Reproduce the records that follow in full, excluding any picture they contain.

» Extracted information
__________________________________________________

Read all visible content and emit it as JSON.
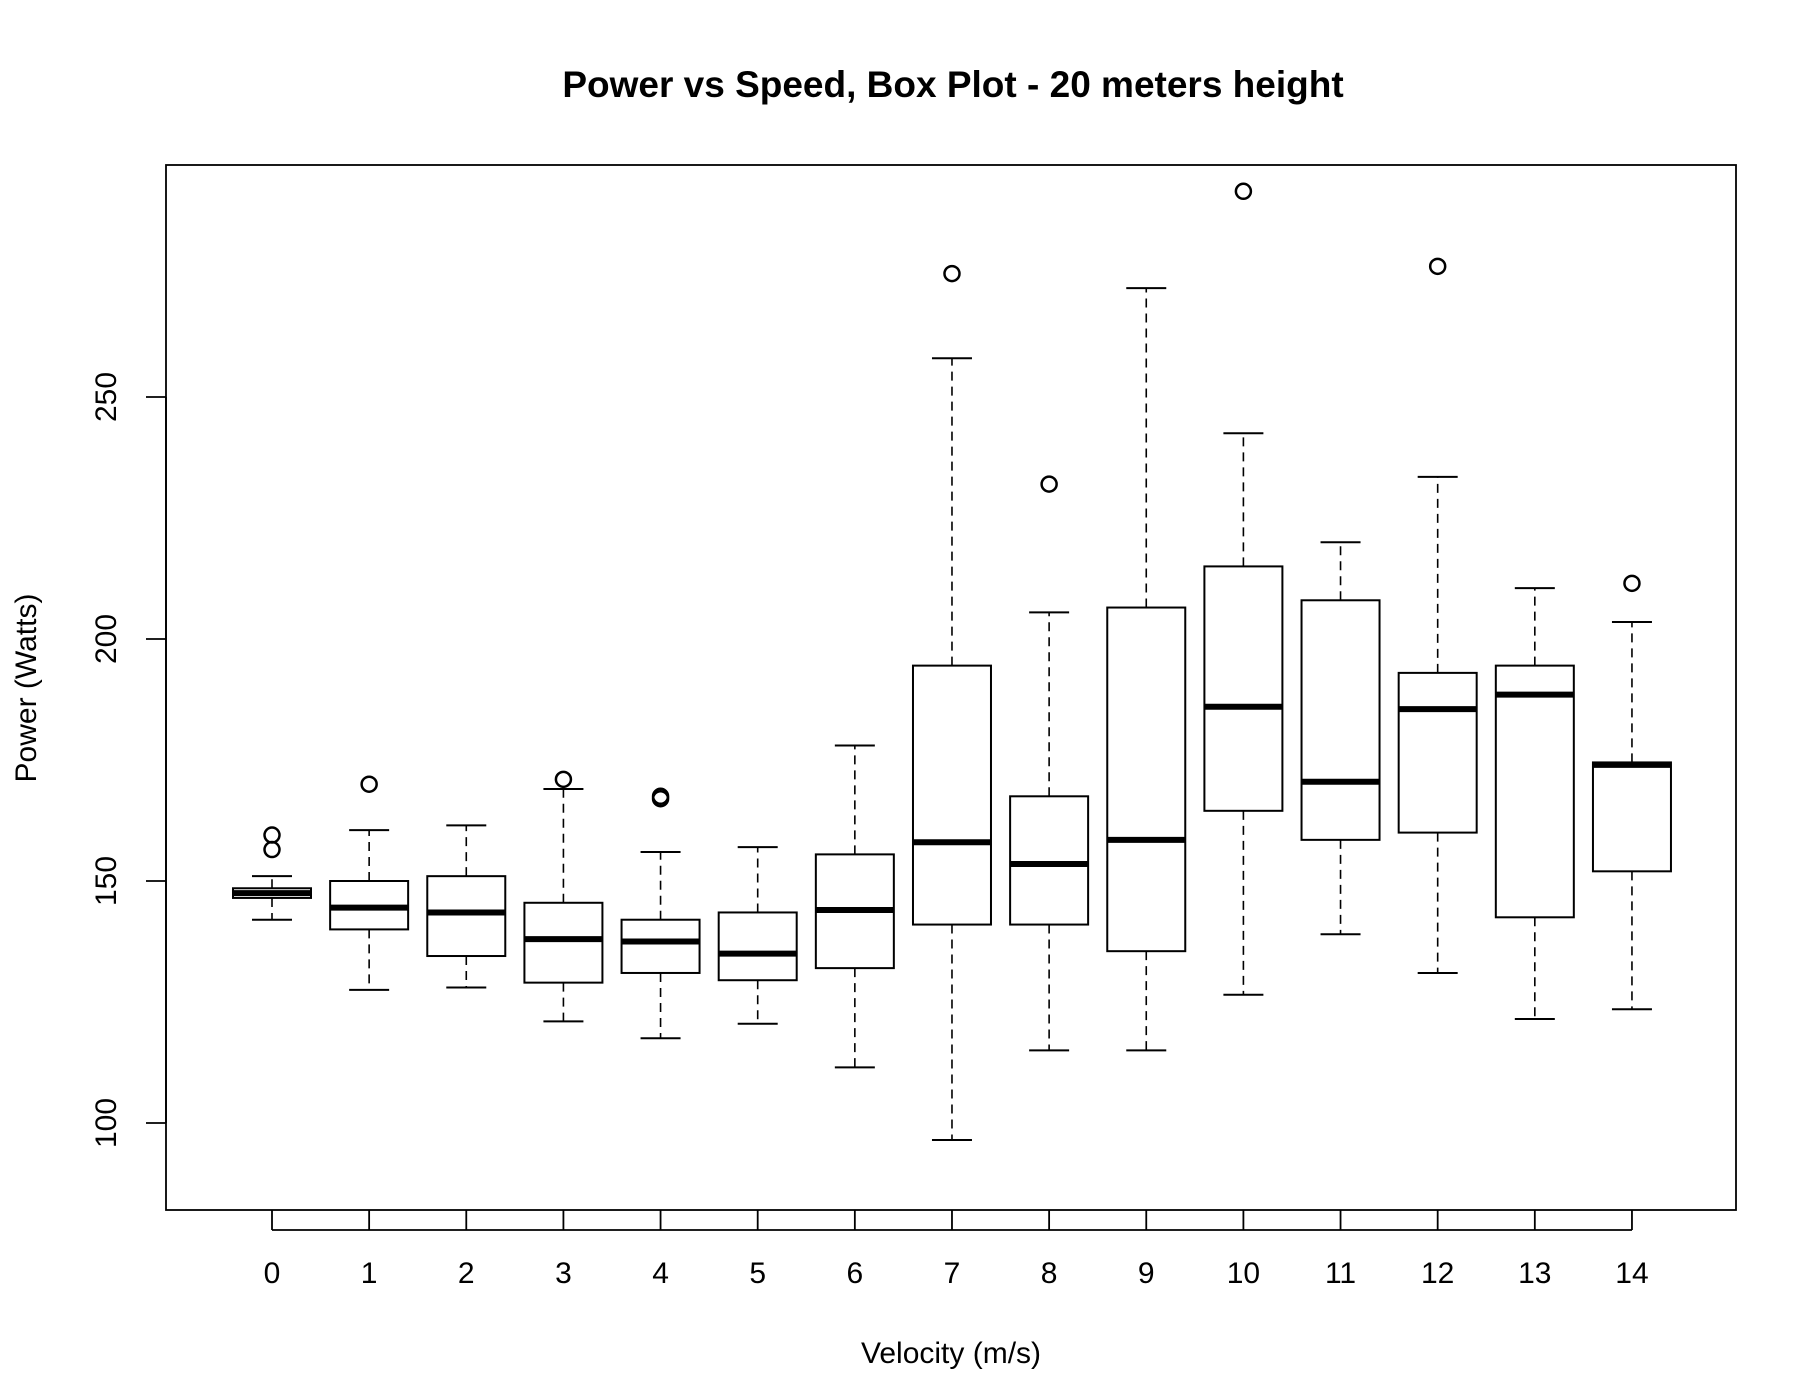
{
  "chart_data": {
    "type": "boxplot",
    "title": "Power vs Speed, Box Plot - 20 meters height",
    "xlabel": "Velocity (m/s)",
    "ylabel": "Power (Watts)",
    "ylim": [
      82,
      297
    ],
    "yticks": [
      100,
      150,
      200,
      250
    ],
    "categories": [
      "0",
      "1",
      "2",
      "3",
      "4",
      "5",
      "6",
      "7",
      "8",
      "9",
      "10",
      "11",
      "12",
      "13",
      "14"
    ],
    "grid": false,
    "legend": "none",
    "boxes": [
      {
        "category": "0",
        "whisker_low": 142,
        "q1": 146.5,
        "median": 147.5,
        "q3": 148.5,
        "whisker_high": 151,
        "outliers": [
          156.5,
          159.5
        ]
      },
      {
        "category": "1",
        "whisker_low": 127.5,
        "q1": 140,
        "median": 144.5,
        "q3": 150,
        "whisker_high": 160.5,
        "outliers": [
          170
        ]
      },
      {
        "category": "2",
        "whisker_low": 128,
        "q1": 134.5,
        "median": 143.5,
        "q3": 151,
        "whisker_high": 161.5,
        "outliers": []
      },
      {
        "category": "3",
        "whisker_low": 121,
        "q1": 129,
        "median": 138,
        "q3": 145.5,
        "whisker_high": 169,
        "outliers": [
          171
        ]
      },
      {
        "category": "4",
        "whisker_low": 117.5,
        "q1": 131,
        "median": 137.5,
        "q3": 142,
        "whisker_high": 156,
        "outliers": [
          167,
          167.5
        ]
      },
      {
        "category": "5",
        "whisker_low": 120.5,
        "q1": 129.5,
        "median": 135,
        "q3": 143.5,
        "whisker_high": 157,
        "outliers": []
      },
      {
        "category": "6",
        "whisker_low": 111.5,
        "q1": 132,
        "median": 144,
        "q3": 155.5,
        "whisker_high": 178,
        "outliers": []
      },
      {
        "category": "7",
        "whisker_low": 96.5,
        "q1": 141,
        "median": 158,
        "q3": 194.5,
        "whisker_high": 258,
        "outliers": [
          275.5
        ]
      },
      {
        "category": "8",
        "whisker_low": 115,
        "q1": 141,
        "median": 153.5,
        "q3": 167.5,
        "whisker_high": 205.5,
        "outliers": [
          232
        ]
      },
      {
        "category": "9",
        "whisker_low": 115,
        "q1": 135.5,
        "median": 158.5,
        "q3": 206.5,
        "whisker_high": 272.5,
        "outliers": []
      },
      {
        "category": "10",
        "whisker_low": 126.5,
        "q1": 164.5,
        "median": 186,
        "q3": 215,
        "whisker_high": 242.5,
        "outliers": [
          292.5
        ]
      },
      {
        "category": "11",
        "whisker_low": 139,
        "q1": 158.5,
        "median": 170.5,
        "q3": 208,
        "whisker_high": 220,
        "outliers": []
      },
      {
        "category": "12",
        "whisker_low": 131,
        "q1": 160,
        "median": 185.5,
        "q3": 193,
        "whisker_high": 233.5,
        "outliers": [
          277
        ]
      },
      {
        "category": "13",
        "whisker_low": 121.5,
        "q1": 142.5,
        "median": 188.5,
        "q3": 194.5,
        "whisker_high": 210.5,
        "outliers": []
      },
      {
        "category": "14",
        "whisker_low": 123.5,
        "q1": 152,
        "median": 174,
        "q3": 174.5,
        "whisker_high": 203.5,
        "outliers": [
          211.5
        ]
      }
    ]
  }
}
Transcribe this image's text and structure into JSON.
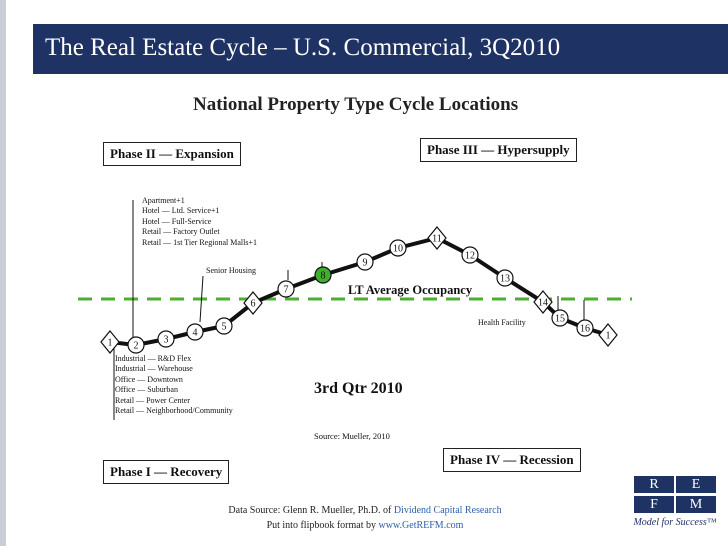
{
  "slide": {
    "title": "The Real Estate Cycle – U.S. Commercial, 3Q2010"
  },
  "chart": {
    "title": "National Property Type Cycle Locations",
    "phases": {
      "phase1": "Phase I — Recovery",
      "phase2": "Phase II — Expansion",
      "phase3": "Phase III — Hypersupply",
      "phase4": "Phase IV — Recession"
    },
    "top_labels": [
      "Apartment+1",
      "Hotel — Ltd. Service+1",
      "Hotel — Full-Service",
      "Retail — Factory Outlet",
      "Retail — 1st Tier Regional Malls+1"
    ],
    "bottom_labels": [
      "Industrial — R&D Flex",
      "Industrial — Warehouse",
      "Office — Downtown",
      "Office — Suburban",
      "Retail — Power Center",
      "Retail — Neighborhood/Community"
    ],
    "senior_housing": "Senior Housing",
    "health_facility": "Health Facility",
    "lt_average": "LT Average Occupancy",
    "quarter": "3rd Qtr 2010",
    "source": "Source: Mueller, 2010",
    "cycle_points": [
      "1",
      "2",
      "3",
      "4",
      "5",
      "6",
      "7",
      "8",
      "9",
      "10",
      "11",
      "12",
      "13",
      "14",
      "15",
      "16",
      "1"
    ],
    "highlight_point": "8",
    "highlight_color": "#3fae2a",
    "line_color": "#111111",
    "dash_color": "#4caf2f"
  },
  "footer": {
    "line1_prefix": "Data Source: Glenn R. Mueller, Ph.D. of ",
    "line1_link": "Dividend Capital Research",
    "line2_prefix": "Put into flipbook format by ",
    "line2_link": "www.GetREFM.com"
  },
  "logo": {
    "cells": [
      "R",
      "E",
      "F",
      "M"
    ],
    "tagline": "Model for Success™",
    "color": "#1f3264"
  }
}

__________________________________________________

» Full output
Read all visible content and emit it as JSON.
{
  "chart_data": {
    "type": "boxplot",
    "title": "Power vs Speed, Box Plot - 20 meters height",
    "xlabel": "Velocity (m/s)",
    "ylabel": "Power (Watts)",
    "ylim": [
      82,
      297
    ],
    "yticks": [
      100,
      150,
      200,
      250
    ],
    "categories": [
      "0",
      "1",
      "2",
      "3",
      "4",
      "5",
      "6",
      "7",
      "8",
      "9",
      "10",
      "11",
      "12",
      "13",
      "14"
    ],
    "grid": false,
    "legend": "none",
    "boxes": [
      {
        "category": "0",
        "whisker_low": 142,
        "q1": 146.5,
        "median": 147.5,
        "q3": 148.5,
        "whisker_high": 151,
        "outliers": [
          156.5,
          159.5
        ]
      },
      {
        "category": "1",
        "whisker_low": 127.5,
        "q1": 140,
        "median": 144.5,
        "q3": 150,
        "whisker_high": 160.5,
        "outliers": [
          170
        ]
      },
      {
        "category": "2",
        "whisker_low": 128,
        "q1": 134.5,
        "median": 143.5,
        "q3": 151,
        "whisker_high": 161.5,
        "outliers": []
      },
      {
        "category": "3",
        "whisker_low": 121,
        "q1": 129,
        "median": 138,
        "q3": 145.5,
        "whisker_high": 169,
        "outliers": [
          171
        ]
      },
      {
        "category": "4",
        "whisker_low": 117.5,
        "q1": 131,
        "median": 137.5,
        "q3": 142,
        "whisker_high": 156,
        "outliers": [
          167,
          167.5
        ]
      },
      {
        "category": "5",
        "whisker_low": 120.5,
        "q1": 129.5,
        "median": 135,
        "q3": 143.5,
        "whisker_high": 157,
        "outliers": []
      },
      {
        "category": "6",
        "whisker_low": 111.5,
        "q1": 132,
        "median": 144,
        "q3": 155.5,
        "whisker_high": 178,
        "outliers": []
      },
      {
        "category": "7",
        "whisker_low": 96.5,
        "q1": 141,
        "median": 158,
        "q3": 194.5,
        "whisker_high": 258,
        "outliers": [
          275.5
        ]
      },
      {
        "category": "8",
        "whisker_low": 115,
        "q1": 141,
        "median": 153.5,
        "q3": 167.5,
        "whisker_high": 205.5,
        "outliers": [
          232
        ]
      },
      {
        "category": "9",
        "whisker_low": 115,
        "q1": 135.5,
        "median": 158.5,
        "q3": 206.5,
        "whisker_high": 272.5,
        "outliers": []
      },
      {
        "category": "10",
        "whisker_low": 126.5,
        "q1": 164.5,
        "median": 186,
        "q3": 215,
        "whisker_high": 242.5,
        "outliers": [
          292.5
        ]
      },
      {
        "category": "11",
        "whisker_low": 139,
        "q1": 158.5,
        "median": 170.5,
        "q3": 208,
        "whisker_high": 220,
        "outliers": []
      },
      {
        "category": "12",
        "whisker_low": 131,
        "q1": 160,
        "median": 185.5,
        "q3": 193,
        "whisker_high": 233.5,
        "outliers": [
          277
        ]
      },
      {
        "category": "13",
        "whisker_low": 121.5,
        "q1": 142.5,
        "median": 188.5,
        "q3": 194.5,
        "whisker_high": 210.5,
        "outliers": []
      },
      {
        "category": "14",
        "whisker_low": 123.5,
        "q1": 152,
        "median": 174,
        "q3": 174.5,
        "whisker_high": 203.5,
        "outliers": [
          211.5
        ]
      }
    ]
  }
}
Transcribe this image's text and structure into JSON.
{
  "slide": {
    "title": "The Real Estate Cycle – U.S. Commercial, 3Q2010"
  },
  "chart": {
    "title": "National Property Type Cycle Locations",
    "phases": {
      "phase1": "Phase I — Recovery",
      "phase2": "Phase II — Expansion",
      "phase3": "Phase III — Hypersupply",
      "phase4": "Phase IV — Recession"
    },
    "top_labels": [
      "Apartment+1",
      "Hotel — Ltd. Service+1",
      "Hotel — Full-Service",
      "Retail — Factory Outlet",
      "Retail — 1st Tier Regional Malls+1"
    ],
    "bottom_labels": [
      "Industrial — R&D Flex",
      "Industrial — Warehouse",
      "Office — Downtown",
      "Office — Suburban",
      "Retail — Power Center",
      "Retail — Neighborhood/Community"
    ],
    "senior_housing": "Senior Housing",
    "health_facility": "Health Facility",
    "lt_average": "LT Average Occupancy",
    "quarter": "3rd Qtr 2010",
    "source": "Source: Mueller, 2010",
    "cycle_points": [
      "1",
      "2",
      "3",
      "4",
      "5",
      "6",
      "7",
      "8",
      "9",
      "10",
      "11",
      "12",
      "13",
      "14",
      "15",
      "16",
      "1"
    ],
    "highlight_point": "8",
    "highlight_color": "#3fae2a",
    "line_color": "#111111",
    "dash_color": "#4caf2f"
  },
  "footer": {
    "line1_prefix": "Data Source: Glenn R. Mueller, Ph.D. of ",
    "line1_link": "Dividend Capital Research",
    "line2_prefix": "Put into flipbook format by ",
    "line2_link": "www.GetREFM.com"
  },
  "logo": {
    "cells": [
      "R",
      "E",
      "F",
      "M"
    ],
    "tagline": "Model for Success™",
    "color": "#1f3264"
  }
}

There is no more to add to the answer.